Required action =>
Find every line in the records below that holds the word "concurs", and copy each one.

Data under study =>
....................
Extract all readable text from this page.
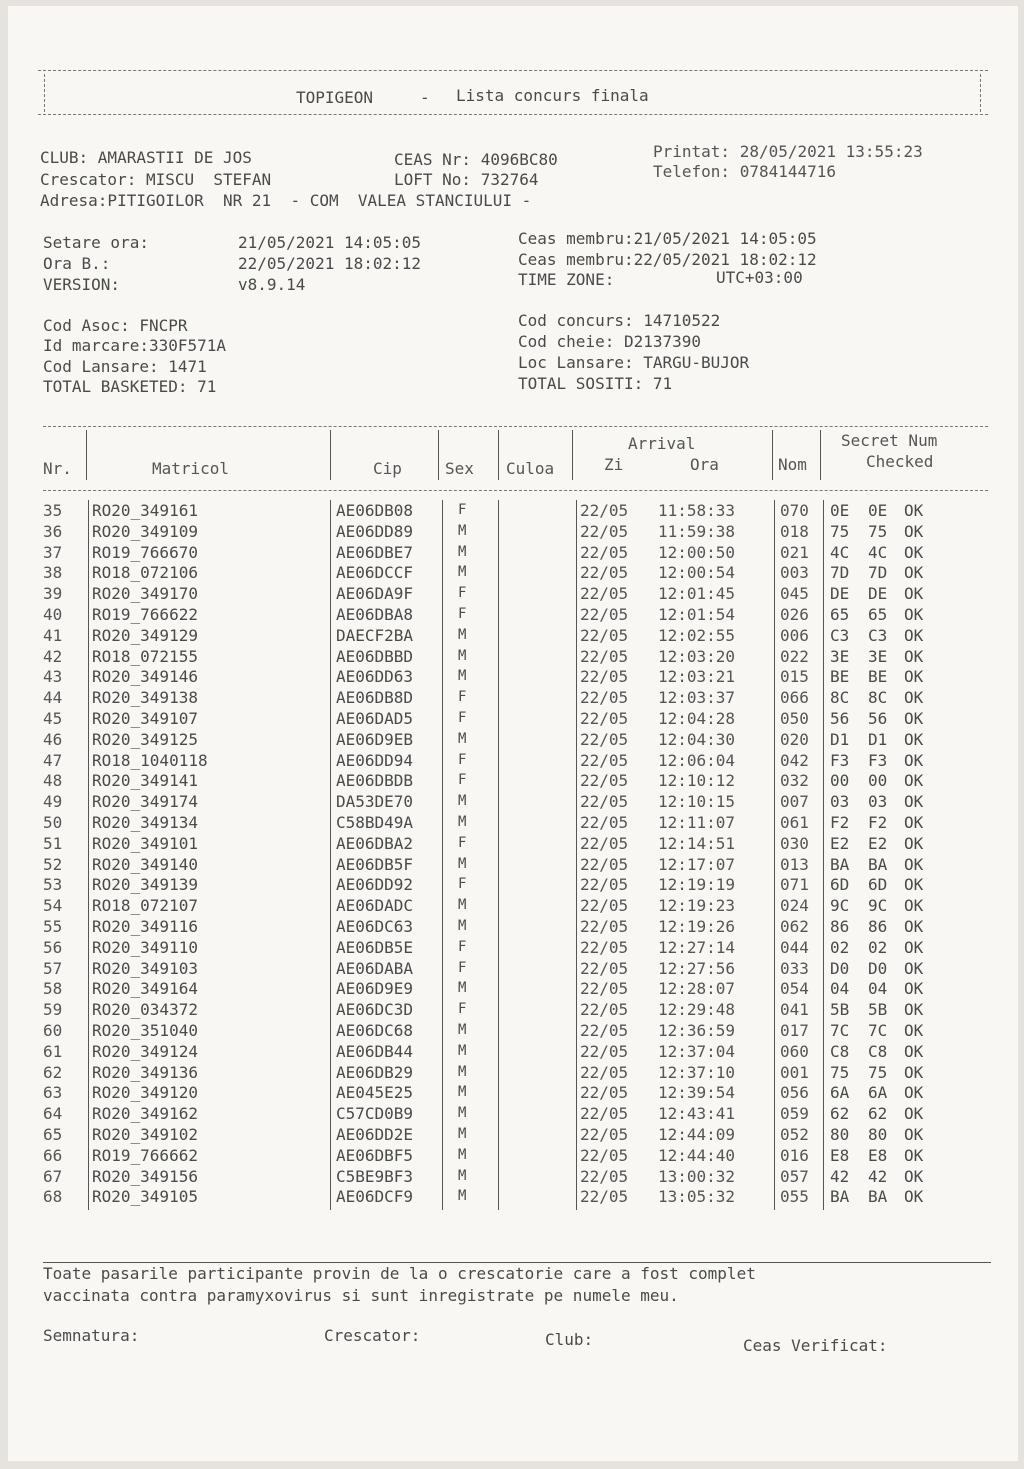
TOPIGEON	- Lista concurs finala
CLUB: AMARASTII DE JOS
Crescator: MISCU  STEFAN
Adresa:PITIGOILOR  NR 21  - COM  VALEA STANCIULUI -
CEAS Nr: 4096BC80
LOFT No: 732764
Printat: 28/05/2021 13:55:23
Telefon: 0784144716
Setare ora:	21/05/2021 14:05:05
Ora B.:	22/05/2021 18:02:12
VERSION:	v8.9.14
Ceas membru:21/05/2021 14:05:05
Ceas membru:22/05/2021 18:02:12
TIME ZONE:	UTC+03:00
Cod Asoc: FNCPR
Id marcare:330F571A
Cod Lansare: 1471
TOTAL BASKETED: 71
Cod concurs: 14710522
Cod cheie: D2137390
Loc Lansare: TARGU-BUJOR
TOTAL SOSITI: 71
Nr.	Matricol	Cip	Sex Culoa
Arrival
Zi	Ora	Nom
Secret Num
Checked
35 RO20_349161	AE06DB08	F	22/05 11:58:33	070 0E 0E OK
36 RO20_349109	AE06DD89	M	22/05 11:59:38	018 75 75 OK
37 RO19_766670	AE06DBE7	M	22/05 12:00:50	021 4C 4C OK
38 RO18_072106	AE06DCCF	M	22/05 12:00:54	003 7D 7D OK
39 RO20_349170	AE06DA9F	F	22/05 12:01:45	045 DE DE OK
40 RO19_766622	AE06DBA8	F	22/05 12:01:54	026 65 65 OK
41 RO20_349129	DAECF2BA	M	22/05 12:02:55	006 C3 C3 OK
42 RO18_072155	AE06DBBD	M	22/05 12:03:20	022 3E 3E OK
43 RO20_349146	AE06DD63	M	22/05 12:03:21	015 BE BE OK
44 RO20_349138	AE06DB8D	F	22/05 12:03:37	066 8C 8C OK
45 RO20_349107	AE06DAD5	F	22/05 12:04:28	050 56 56 OK
46 RO20_349125	AE06D9EB	M	22/05 12:04:30	020 D1 D1 OK
47 RO18_1040118	AE06DD94	F	22/05 12:06:04	042 F3 F3 OK
48 RO20_349141	AE06DBDB	F	22/05 12:10:12	032 00 00 OK
49 RO20_349174	DA53DE70	M	22/05 12:10:15	007 03 03 OK
50 RO20_349134	C58BD49A	M	22/05 12:11:07	061 F2 F2 OK
51 RO20_349101	AE06DBA2	F	22/05 12:14:51	030 E2 E2 OK
52 RO20_349140	AE06DB5F	M	22/05 12:17:07	013 BA BA OK
53 RO20_349139	AE06DD92	F	22/05 12:19:19	071 6D 6D OK
54 RO18_072107	AE06DADC	M	22/05 12:19:23	024 9C 9C OK
55 RO20_349116	AE06DC63	M	22/05 12:19:26	062 86 86 OK
56 RO20_349110	AE06DB5E	F	22/05 12:27:14	044 02 02 OK
57 RO20_349103	AE06DABA	F	22/05 12:27:56	033 D0 D0 OK
58 RO20_349164	AE06D9E9	M	22/05 12:28:07	054 04 04 OK
59 RO20_034372	AE06DC3D	F	22/05 12:29:48	041 5B 5B OK
60 RO20_351040	AE06DC68	M	22/05 12:36:59	017 7C 7C OK
61 RO20_349124	AE06DB44	M	22/05 12:37:04	060 C8 C8 OK
62 RO20_349136	AE06DB29	M	22/05 12:37:10	001 75 75 OK
63 RO20_349120	AE045E25	M	22/05 12:39:54	056 6A 6A OK
64 RO20_349162	C57CD0B9	M	22/05 12:43:41	059 62 62 OK
65 RO20_349102	AE06DD2E	M	22/05 12:44:09	052 80 80 OK
66 RO19_766662	AE06DBF5	M	22/05 12:44:40	016 E8 E8 OK
67 RO20_349156	C5BE9BF3	M	22/05 13:00:32	057 42 42 OK
68 RO20_349105	AE06DCF9	M	22/05 13:05:32	055 BA BA OK
Toate pasarile participante provin de la o crescatorie care a fost complet
vaccinata contra paramyxovirus si sunt inregistrate pe numele meu.
Semnatura:	Crescator:	Club:	Ceas Verificat:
....................
Solution to this exercise =>
TOPIGEON	- Lista concurs finala
Cod concurs: 14710522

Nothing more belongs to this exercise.